§ **PROVIDED ENTRIES**
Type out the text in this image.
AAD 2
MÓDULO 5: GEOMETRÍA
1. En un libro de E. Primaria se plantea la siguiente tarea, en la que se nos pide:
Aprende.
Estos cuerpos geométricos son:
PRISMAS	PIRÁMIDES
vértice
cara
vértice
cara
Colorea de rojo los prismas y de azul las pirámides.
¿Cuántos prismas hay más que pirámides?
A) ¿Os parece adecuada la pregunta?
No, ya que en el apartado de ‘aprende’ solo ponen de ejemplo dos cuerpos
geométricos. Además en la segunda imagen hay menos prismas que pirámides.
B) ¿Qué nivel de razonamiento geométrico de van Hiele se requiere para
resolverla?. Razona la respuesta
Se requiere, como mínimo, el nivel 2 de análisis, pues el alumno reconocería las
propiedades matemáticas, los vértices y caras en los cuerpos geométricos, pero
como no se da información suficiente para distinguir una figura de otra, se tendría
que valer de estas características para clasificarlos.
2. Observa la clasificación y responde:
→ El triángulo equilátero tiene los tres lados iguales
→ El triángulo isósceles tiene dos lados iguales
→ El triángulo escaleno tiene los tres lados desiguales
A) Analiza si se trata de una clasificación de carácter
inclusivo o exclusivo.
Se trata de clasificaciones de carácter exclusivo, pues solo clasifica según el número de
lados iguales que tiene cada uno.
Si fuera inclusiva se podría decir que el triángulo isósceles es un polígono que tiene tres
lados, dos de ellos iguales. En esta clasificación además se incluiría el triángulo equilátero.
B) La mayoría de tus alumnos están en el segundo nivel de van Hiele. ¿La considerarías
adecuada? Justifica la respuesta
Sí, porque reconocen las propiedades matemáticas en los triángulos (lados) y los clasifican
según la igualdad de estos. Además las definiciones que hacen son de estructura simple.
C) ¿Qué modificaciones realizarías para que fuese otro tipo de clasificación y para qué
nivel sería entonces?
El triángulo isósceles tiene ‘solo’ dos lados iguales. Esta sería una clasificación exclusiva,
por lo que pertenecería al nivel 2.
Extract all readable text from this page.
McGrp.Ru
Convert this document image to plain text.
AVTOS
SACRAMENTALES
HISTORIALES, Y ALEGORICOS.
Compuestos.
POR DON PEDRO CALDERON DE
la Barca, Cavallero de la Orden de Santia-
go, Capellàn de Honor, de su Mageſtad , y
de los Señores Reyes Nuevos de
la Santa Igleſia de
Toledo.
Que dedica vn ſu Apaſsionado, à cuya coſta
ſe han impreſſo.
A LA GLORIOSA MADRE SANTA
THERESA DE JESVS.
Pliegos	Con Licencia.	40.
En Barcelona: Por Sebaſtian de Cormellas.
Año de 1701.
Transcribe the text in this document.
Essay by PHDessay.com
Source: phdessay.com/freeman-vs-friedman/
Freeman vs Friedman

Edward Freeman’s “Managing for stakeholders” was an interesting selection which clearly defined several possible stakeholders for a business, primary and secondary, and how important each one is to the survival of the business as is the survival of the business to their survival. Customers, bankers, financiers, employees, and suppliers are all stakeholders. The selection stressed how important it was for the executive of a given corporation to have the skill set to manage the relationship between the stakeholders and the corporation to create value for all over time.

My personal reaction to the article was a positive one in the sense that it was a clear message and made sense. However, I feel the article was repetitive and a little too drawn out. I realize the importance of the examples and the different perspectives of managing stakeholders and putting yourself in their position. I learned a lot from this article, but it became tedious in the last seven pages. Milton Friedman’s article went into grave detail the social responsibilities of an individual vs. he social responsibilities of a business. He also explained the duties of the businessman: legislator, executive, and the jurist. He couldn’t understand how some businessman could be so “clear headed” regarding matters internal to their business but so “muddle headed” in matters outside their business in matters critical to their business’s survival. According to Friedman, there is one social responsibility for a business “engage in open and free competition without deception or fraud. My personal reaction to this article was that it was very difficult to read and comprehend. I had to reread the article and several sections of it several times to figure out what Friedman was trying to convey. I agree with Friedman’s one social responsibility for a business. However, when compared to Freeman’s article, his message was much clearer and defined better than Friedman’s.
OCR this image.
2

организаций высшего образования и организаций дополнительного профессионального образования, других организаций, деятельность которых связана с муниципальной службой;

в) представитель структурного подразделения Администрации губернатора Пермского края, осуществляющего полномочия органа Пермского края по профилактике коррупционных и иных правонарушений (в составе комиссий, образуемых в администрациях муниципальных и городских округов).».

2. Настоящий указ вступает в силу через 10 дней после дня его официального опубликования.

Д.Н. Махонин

§ **WHAT IS BEING ASKED**
Your task is to output exactly the lines running from the one with "OCR this image." through the final line of the material above, with both ends included.

§ **EXPECTED ANSWER**
OCR this image.
2

организаций высшего образования и организаций дополнительного профессионального образования, других организаций, деятельность которых связана с муниципальной службой;

в) представитель структурного подразделения Администрации губернатора Пермского края, осуществляющего полномочия органа Пермского края по профилактике коррупционных и иных правонарушений (в составе комиссий, образуемых в администрациях муниципальных и городских округов).».

2. Настоящий указ вступает в силу через 10 дней после дня его официального опубликования.

Д.Н. Махонин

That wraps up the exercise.